* Begin Extracted material *

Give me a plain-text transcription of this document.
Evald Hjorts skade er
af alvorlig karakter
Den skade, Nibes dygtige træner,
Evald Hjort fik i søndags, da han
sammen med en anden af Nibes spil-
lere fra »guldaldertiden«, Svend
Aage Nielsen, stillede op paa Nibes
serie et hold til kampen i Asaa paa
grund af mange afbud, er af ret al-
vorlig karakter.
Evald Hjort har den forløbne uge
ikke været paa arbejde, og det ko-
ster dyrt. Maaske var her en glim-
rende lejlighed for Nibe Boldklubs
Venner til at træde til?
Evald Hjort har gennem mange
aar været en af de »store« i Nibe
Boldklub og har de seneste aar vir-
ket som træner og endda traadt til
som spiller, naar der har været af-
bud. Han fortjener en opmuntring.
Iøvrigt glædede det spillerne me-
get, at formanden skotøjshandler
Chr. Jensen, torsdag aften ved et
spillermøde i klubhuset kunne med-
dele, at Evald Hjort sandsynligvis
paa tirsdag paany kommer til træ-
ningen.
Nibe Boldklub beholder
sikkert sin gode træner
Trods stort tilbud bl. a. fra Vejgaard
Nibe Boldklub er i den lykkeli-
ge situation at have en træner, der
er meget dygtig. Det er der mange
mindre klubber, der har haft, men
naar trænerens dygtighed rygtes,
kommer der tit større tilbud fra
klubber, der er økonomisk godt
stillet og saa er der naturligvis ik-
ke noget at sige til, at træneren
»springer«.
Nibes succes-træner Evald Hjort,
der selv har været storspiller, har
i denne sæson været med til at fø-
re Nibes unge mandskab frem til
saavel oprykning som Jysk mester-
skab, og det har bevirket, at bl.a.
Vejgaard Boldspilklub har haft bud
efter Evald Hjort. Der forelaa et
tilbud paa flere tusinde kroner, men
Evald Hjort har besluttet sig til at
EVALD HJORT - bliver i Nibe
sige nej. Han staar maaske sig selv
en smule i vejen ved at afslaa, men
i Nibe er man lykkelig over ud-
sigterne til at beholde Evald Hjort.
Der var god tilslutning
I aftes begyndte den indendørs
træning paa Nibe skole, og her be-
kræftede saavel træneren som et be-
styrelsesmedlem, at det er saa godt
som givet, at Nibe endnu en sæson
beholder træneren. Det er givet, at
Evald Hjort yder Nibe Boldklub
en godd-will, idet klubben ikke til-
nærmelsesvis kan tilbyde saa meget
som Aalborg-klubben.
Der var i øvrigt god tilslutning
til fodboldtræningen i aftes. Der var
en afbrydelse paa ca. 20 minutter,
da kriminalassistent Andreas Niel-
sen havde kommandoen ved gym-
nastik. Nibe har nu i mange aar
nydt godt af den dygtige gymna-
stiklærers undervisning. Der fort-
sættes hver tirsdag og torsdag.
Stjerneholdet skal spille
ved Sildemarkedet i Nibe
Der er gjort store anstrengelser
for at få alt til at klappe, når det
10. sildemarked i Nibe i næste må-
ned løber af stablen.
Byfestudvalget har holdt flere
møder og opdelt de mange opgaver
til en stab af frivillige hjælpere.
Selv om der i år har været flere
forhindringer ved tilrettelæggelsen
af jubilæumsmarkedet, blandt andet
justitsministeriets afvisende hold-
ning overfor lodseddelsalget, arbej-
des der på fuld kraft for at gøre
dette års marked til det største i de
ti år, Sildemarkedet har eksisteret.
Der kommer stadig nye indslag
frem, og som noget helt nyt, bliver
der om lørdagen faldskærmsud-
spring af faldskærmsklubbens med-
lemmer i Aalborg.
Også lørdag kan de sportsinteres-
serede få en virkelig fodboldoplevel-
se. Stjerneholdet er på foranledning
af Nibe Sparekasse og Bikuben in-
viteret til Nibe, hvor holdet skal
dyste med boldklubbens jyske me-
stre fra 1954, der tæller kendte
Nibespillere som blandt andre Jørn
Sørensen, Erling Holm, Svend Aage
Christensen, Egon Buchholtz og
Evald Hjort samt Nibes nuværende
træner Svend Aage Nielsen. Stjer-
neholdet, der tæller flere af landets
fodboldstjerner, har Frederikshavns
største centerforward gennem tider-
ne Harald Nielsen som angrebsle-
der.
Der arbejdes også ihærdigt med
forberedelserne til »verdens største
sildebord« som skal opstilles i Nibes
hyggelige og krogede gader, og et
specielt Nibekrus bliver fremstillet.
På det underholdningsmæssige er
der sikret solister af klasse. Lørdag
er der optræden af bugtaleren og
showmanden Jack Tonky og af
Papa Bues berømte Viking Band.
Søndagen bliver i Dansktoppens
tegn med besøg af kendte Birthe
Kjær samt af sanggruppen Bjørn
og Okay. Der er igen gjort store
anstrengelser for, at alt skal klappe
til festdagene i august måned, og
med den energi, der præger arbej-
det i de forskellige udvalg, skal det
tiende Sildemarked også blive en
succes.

* End Extracted material *

> **Description of the task**: Copy each line that holds the word "flere".

> **Solution to this exercise**:
tilbud paa flere tusinde kroner, men
Byfestudvalget har holdt flere
Selv om der i år har været flere
neholdet, der tæller flere af landets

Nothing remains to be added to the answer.